— YOUR INSTRUCTIONS —
Output every entry exactly, from the first line to the last.

— DATA SECTION —
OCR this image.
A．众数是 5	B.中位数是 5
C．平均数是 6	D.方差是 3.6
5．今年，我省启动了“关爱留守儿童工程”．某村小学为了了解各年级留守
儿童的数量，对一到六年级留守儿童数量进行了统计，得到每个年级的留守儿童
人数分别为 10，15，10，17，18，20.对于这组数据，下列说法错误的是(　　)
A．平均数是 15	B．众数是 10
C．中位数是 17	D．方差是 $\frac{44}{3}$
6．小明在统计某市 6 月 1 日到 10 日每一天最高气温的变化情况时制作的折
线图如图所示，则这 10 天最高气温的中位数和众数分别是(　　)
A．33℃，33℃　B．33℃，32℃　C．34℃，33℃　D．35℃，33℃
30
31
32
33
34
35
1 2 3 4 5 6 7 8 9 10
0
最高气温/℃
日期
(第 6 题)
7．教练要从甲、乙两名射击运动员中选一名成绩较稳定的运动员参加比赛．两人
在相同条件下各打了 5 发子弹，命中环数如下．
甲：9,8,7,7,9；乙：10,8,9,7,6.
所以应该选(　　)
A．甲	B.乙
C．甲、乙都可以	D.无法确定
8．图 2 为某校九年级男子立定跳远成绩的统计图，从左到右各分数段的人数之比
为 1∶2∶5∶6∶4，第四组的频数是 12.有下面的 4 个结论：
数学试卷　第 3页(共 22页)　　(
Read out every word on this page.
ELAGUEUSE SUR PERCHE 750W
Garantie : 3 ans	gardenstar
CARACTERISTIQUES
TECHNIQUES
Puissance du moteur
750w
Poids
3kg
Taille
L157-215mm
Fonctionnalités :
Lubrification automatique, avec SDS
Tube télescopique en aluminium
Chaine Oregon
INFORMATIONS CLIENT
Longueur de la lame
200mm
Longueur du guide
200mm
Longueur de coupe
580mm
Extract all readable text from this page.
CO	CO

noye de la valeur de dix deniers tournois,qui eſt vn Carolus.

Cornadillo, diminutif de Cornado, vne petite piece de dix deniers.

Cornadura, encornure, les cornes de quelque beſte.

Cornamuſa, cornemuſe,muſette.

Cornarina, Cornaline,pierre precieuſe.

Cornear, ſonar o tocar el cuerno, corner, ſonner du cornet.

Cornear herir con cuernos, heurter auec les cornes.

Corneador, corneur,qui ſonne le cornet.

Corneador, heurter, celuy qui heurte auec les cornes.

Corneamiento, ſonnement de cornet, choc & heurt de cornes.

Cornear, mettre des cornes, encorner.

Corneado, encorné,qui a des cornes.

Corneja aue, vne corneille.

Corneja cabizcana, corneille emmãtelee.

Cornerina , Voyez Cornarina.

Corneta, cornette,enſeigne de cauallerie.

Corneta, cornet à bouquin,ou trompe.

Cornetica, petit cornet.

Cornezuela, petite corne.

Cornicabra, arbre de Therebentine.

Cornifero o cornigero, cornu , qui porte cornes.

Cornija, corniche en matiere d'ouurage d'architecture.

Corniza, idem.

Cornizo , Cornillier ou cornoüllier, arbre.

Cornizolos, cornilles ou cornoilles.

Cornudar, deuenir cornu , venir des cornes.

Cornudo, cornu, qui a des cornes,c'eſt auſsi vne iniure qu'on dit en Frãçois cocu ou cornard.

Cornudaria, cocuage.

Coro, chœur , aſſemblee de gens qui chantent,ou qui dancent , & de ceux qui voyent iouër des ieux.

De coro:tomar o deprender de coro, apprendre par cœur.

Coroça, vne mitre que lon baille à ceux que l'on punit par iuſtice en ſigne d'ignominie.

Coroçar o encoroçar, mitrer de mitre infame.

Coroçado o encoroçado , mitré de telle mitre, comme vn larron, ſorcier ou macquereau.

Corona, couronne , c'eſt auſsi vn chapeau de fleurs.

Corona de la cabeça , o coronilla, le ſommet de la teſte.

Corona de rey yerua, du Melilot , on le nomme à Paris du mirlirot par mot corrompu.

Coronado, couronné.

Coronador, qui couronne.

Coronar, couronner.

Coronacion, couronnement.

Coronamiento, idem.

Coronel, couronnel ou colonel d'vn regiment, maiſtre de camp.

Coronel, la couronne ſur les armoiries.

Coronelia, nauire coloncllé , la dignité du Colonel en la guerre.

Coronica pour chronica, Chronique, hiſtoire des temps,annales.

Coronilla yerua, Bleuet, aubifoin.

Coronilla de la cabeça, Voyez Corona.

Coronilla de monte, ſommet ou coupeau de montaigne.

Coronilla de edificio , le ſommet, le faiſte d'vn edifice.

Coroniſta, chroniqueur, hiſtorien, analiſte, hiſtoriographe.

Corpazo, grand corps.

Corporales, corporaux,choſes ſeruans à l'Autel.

— SOLUTION TO THIS PROBLEM —
OCR this image.
A．众数是 5	B.中位数是 5
C．平均数是 6	D.方差是 3.6
5．今年，我省启动了“关爱留守儿童工程”．某村小学为了了解各年级留守
儿童的数量，对一到六年级留守儿童数量进行了统计，得到每个年级的留守儿童
人数分别为 10，15，10，17，18，20.对于这组数据，下列说法错误的是(　　)
A．平均数是 15	B．众数是 10
C．中位数是 17	D．方差是 $\frac{44}{3}$
6．小明在统计某市 6 月 1 日到 10 日每一天最高气温的变化情况时制作的折
线图如图所示，则这 10 天最高气温的中位数和众数分别是(　　)
A．33℃，33℃　B．33℃，32℃　C．34℃，33℃　D．35℃，33℃
30
31
32
33
34
35
1 2 3 4 5 6 7 8 9 10
0
最高气温/℃
日期
(第 6 题)
7．教练要从甲、乙两名射击运动员中选一名成绩较稳定的运动员参加比赛．两人
在相同条件下各打了 5 发子弹，命中环数如下．
甲：9,8,7,7,9；乙：10,8,9,7,6.
所以应该选(　　)
A．甲	B.乙
C．甲、乙都可以	D.无法确定
8．图 2 为某校九年级男子立定跳远成绩的统计图，从左到右各分数段的人数之比
为 1∶2∶5∶6∶4，第四组的频数是 12.有下面的 4 个结论：
数学试卷　第 3页(共 22页)　　(
Read out every word on this page.
ELAGUEUSE SUR PERCHE 750W
Garantie : 3 ans	gardenstar
CARACTERISTIQUES
TECHNIQUES
Puissance du moteur
750w
Poids
3kg
Taille
L157-215mm
Fonctionnalités :
Lubrification automatique, avec SDS
Tube télescopique en aluminium
Chaine Oregon
INFORMATIONS CLIENT
Longueur de la lame
200mm
Longueur du guide
200mm
Longueur de coupe
580mm
Extract all readable text from this page.
CO	CO

noye de la valeur de dix deniers tournois,qui eſt vn Carolus.

Cornadillo, diminutif de Cornado, vne petite piece de dix deniers.

Cornadura, encornure, les cornes de quelque beſte.

Cornamuſa, cornemuſe,muſette.

Cornarina, Cornaline,pierre precieuſe.

Cornear, ſonar o tocar el cuerno, corner, ſonner du cornet.

Cornear herir con cuernos, heurter auec les cornes.

Corneador, corneur,qui ſonne le cornet.

Corneador, heurter, celuy qui heurte auec les cornes.

Corneamiento, ſonnement de cornet, choc & heurt de cornes.

Cornear, mettre des cornes, encorner.

Corneado, encorné,qui a des cornes.

Corneja aue, vne corneille.

Corneja cabizcana, corneille emmãtelee.

Cornerina , Voyez Cornarina.

Corneta, cornette,enſeigne de cauallerie.

Corneta, cornet à bouquin,ou trompe.

Cornetica, petit cornet.

Cornezuela, petite corne.

Cornicabra, arbre de Therebentine.

Cornifero o cornigero, cornu , qui porte cornes.

Cornija, corniche en matiere d'ouurage d'architecture.

Corniza, idem.

Cornizo , Cornillier ou cornoüllier, arbre.

Cornizolos, cornilles ou cornoilles.

Cornudar, deuenir cornu , venir des cornes.

Cornudo, cornu, qui a des cornes,c'eſt auſsi vne iniure qu'on dit en Frãçois cocu ou cornard.

Cornudaria, cocuage.

Coro, chœur , aſſemblee de gens qui chantent,ou qui dancent , & de ceux qui voyent iouër des ieux.

De coro:tomar o deprender de coro, apprendre par cœur.

Coroça, vne mitre que lon baille à ceux que l'on punit par iuſtice en ſigne d'ignominie.

Coroçar o encoroçar, mitrer de mitre infame.

Coroçado o encoroçado , mitré de telle mitre, comme vn larron, ſorcier ou macquereau.

Corona, couronne , c'eſt auſsi vn chapeau de fleurs.

Corona de la cabeça , o coronilla, le ſommet de la teſte.

Corona de rey yerua, du Melilot , on le nomme à Paris du mirlirot par mot corrompu.

Coronado, couronné.

Coronador, qui couronne.

Coronar, couronner.

Coronacion, couronnement.

Coronamiento, idem.

Coronel, couronnel ou colonel d'vn regiment, maiſtre de camp.

Coronel, la couronne ſur les armoiries.

Coronelia, nauire coloncllé , la dignité du Colonel en la guerre.

Coronica pour chronica, Chronique, hiſtoire des temps,annales.

Coronilla yerua, Bleuet, aubifoin.

Coronilla de la cabeça, Voyez Corona.

Coronilla de monte, ſommet ou coupeau de montaigne.

Coronilla de edificio , le ſommet, le faiſte d'vn edifice.

Coroniſta, chroniqueur, hiſtorien, analiſte, hiſtoriographe.

Corpazo, grand corps.

Corporales, corporaux,choſes ſeruans à l'Autel.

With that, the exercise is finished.